# SHORT TASK
Reproduce every record below exactly as written, leaving out any pictures.

# INPUT FOR THIS TASK
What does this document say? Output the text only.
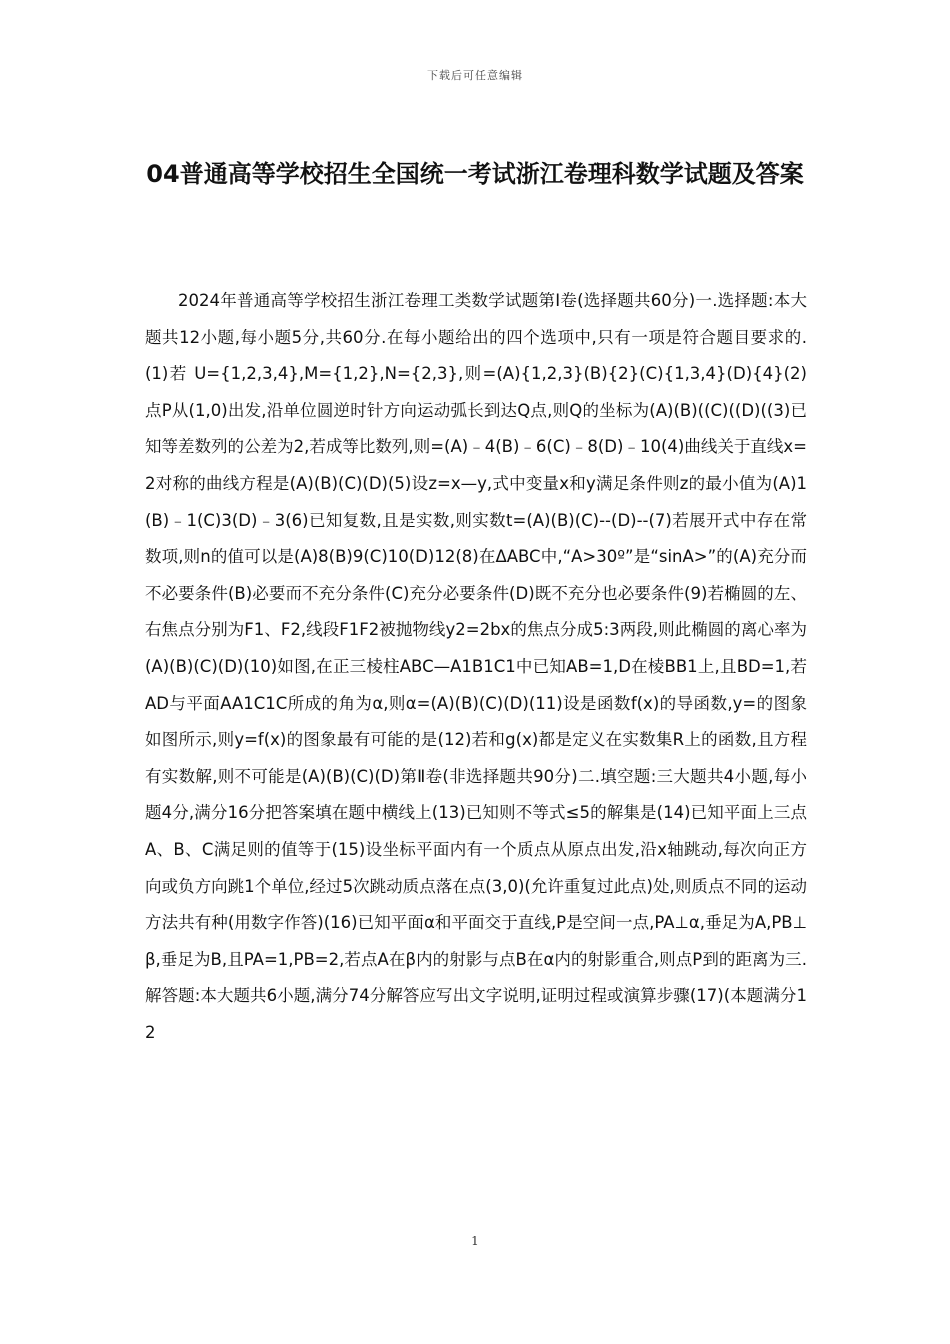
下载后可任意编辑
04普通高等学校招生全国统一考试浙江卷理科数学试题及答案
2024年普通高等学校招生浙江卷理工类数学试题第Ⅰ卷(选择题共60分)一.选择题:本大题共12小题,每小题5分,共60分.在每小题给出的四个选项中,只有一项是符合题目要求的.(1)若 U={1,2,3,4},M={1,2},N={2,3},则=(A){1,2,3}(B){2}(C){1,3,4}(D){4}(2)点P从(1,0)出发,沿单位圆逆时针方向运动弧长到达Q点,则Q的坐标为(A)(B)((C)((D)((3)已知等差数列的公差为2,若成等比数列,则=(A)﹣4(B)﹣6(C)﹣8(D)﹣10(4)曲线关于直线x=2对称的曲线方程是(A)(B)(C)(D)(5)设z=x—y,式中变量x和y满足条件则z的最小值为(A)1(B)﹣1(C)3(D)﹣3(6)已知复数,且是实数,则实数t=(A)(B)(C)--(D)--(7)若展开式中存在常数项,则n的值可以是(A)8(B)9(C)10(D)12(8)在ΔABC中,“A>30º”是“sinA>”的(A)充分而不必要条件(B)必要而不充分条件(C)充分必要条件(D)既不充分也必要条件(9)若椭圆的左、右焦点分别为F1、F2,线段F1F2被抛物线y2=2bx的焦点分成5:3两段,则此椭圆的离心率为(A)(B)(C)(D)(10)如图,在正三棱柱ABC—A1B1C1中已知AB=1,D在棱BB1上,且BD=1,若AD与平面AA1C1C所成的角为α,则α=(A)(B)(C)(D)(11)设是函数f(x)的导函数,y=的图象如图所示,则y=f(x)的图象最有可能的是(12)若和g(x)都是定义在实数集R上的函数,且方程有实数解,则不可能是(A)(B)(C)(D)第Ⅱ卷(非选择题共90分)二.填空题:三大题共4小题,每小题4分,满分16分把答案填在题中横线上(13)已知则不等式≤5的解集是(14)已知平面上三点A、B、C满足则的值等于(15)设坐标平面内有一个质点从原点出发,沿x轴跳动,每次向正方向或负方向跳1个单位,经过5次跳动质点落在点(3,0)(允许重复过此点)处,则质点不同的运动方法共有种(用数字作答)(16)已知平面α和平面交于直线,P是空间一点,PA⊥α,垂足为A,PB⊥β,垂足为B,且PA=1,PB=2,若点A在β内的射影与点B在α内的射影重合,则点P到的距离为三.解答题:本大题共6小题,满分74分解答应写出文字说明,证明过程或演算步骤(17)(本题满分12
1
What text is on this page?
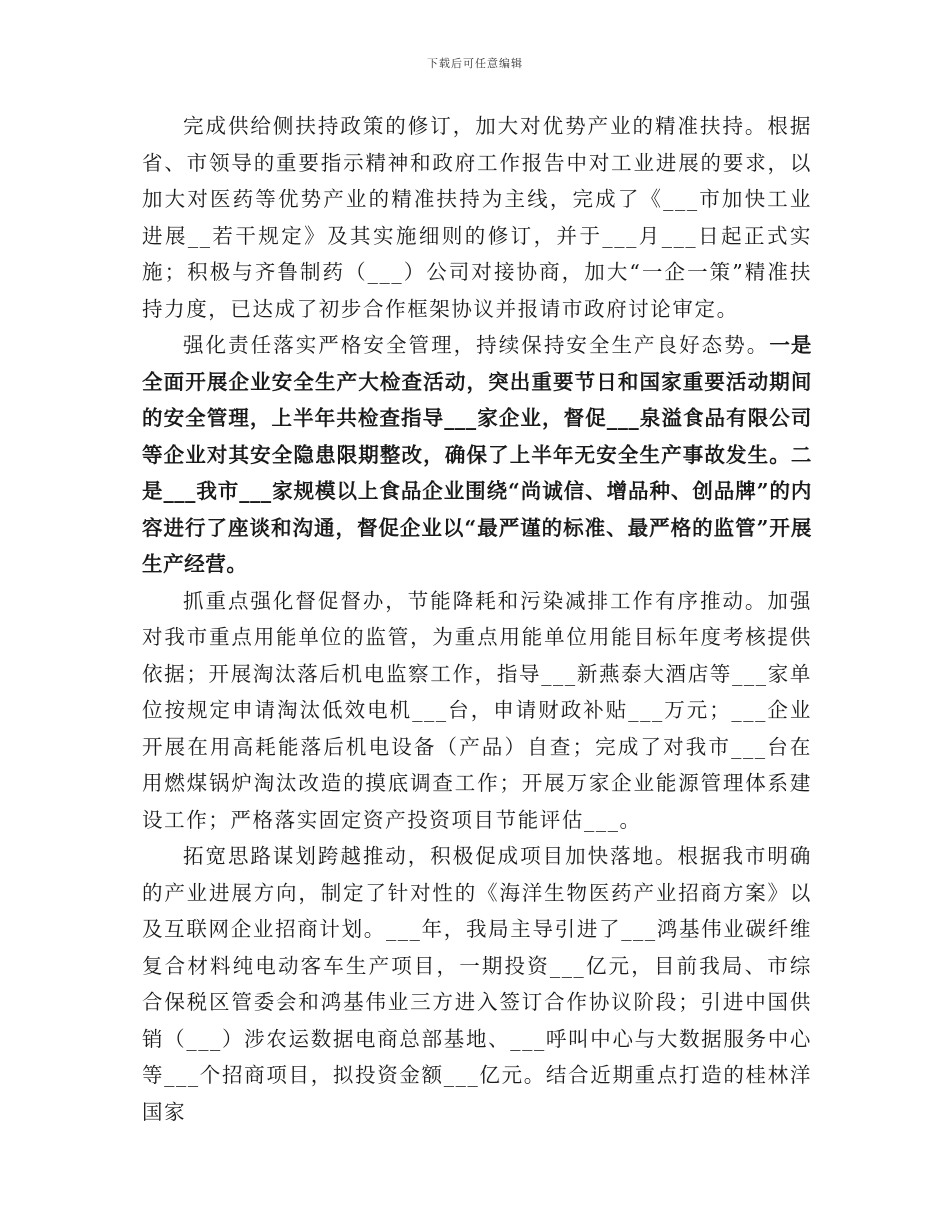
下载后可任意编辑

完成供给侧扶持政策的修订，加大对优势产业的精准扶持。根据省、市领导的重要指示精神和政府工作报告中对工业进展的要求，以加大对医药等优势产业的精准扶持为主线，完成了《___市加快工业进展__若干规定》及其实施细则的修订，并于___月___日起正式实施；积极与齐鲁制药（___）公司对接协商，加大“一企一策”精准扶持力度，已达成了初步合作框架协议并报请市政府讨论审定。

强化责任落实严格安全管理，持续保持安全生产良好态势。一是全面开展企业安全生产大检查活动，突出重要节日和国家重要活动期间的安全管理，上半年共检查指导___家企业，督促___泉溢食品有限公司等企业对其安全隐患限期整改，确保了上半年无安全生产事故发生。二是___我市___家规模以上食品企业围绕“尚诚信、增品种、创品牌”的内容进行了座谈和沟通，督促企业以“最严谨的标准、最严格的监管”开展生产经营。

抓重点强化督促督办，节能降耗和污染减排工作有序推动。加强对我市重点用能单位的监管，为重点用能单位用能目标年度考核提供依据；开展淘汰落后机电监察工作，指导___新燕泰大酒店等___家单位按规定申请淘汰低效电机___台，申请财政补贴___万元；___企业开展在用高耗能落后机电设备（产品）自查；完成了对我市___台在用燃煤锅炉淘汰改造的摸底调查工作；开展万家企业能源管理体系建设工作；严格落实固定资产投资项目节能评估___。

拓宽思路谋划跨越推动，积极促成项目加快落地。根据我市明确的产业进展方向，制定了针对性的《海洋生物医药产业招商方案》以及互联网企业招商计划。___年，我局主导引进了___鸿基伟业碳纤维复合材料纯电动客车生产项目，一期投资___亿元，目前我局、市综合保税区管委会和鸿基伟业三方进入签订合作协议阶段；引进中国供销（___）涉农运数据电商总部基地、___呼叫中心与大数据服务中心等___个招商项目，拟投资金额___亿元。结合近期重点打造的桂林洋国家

# WRITTEN REPLY
What does this document say? Output the text only.
下载后可任意编辑
04普通高等学校招生全国统一考试浙江卷理科数学试题及答案
2024年普通高等学校招生浙江卷理工类数学试题第Ⅰ卷(选择题共60分)一.选择题:本大题共12小题,每小题5分,共60分.在每小题给出的四个选项中,只有一项是符合题目要求的.(1)若 U={1,2,3,4},M={1,2},N={2,3},则=(A){1,2,3}(B){2}(C){1,3,4}(D){4}(2)点P从(1,0)出发,沿单位圆逆时针方向运动弧长到达Q点,则Q的坐标为(A)(B)((C)((D)((3)已知等差数列的公差为2,若成等比数列,则=(A)﹣4(B)﹣6(C)﹣8(D)﹣10(4)曲线关于直线x=2对称的曲线方程是(A)(B)(C)(D)(5)设z=x—y,式中变量x和y满足条件则z的最小值为(A)1(B)﹣1(C)3(D)﹣3(6)已知复数,且是实数,则实数t=(A)(B)(C)--(D)--(7)若展开式中存在常数项,则n的值可以是(A)8(B)9(C)10(D)12(8)在ΔABC中,“A>30º”是“sinA>”的(A)充分而不必要条件(B)必要而不充分条件(C)充分必要条件(D)既不充分也必要条件(9)若椭圆的左、右焦点分别为F1、F2,线段F1F2被抛物线y2=2bx的焦点分成5:3两段,则此椭圆的离心率为(A)(B)(C)(D)(10)如图,在正三棱柱ABC—A1B1C1中已知AB=1,D在棱BB1上,且BD=1,若AD与平面AA1C1C所成的角为α,则α=(A)(B)(C)(D)(11)设是函数f(x)的导函数,y=的图象如图所示,则y=f(x)的图象最有可能的是(12)若和g(x)都是定义在实数集R上的函数,且方程有实数解,则不可能是(A)(B)(C)(D)第Ⅱ卷(非选择题共90分)二.填空题:三大题共4小题,每小题4分,满分16分把答案填在题中横线上(13)已知则不等式≤5的解集是(14)已知平面上三点A、B、C满足则的值等于(15)设坐标平面内有一个质点从原点出发,沿x轴跳动,每次向正方向或负方向跳1个单位,经过5次跳动质点落在点(3,0)(允许重复过此点)处,则质点不同的运动方法共有种(用数字作答)(16)已知平面α和平面交于直线,P是空间一点,PA⊥α,垂足为A,PB⊥β,垂足为B,且PA=1,PB=2,若点A在β内的射影与点B在α内的射影重合,则点P到的距离为三.解答题:本大题共6小题,满分74分解答应写出文字说明,证明过程或演算步骤(17)(本题满分12
1
What text is on this page?
下载后可任意编辑

完成供给侧扶持政策的修订，加大对优势产业的精准扶持。根据省、市领导的重要指示精神和政府工作报告中对工业进展的要求，以加大对医药等优势产业的精准扶持为主线，完成了《___市加快工业进展__若干规定》及其实施细则的修订，并于___月___日起正式实施；积极与齐鲁制药（___）公司对接协商，加大“一企一策”精准扶持力度，已达成了初步合作框架协议并报请市政府讨论审定。

强化责任落实严格安全管理，持续保持安全生产良好态势。一是全面开展企业安全生产大检查活动，突出重要节日和国家重要活动期间的安全管理，上半年共检查指导___家企业，督促___泉溢食品有限公司等企业对其安全隐患限期整改，确保了上半年无安全生产事故发生。二是___我市___家规模以上食品企业围绕“尚诚信、增品种、创品牌”的内容进行了座谈和沟通，督促企业以“最严谨的标准、最严格的监管”开展生产经营。

抓重点强化督促督办，节能降耗和污染减排工作有序推动。加强对我市重点用能单位的监管，为重点用能单位用能目标年度考核提供依据；开展淘汰落后机电监察工作，指导___新燕泰大酒店等___家单位按规定申请淘汰低效电机___台，申请财政补贴___万元；___企业开展在用高耗能落后机电设备（产品）自查；完成了对我市___台在用燃煤锅炉淘汰改造的摸底调查工作；开展万家企业能源管理体系建设工作；严格落实固定资产投资项目节能评估___。

拓宽思路谋划跨越推动，积极促成项目加快落地。根据我市明确的产业进展方向，制定了针对性的《海洋生物医药产业招商方案》以及互联网企业招商计划。___年，我局主导引进了___鸿基伟业碳纤维复合材料纯电动客车生产项目，一期投资___亿元，目前我局、市综合保税区管委会和鸿基伟业三方进入签订合作协议阶段；引进中国供销（___）涉农运数据电商总部基地、___呼叫中心与大数据服务中心等___个招商项目，拟投资金额___亿元。结合近期重点打造的桂林洋国家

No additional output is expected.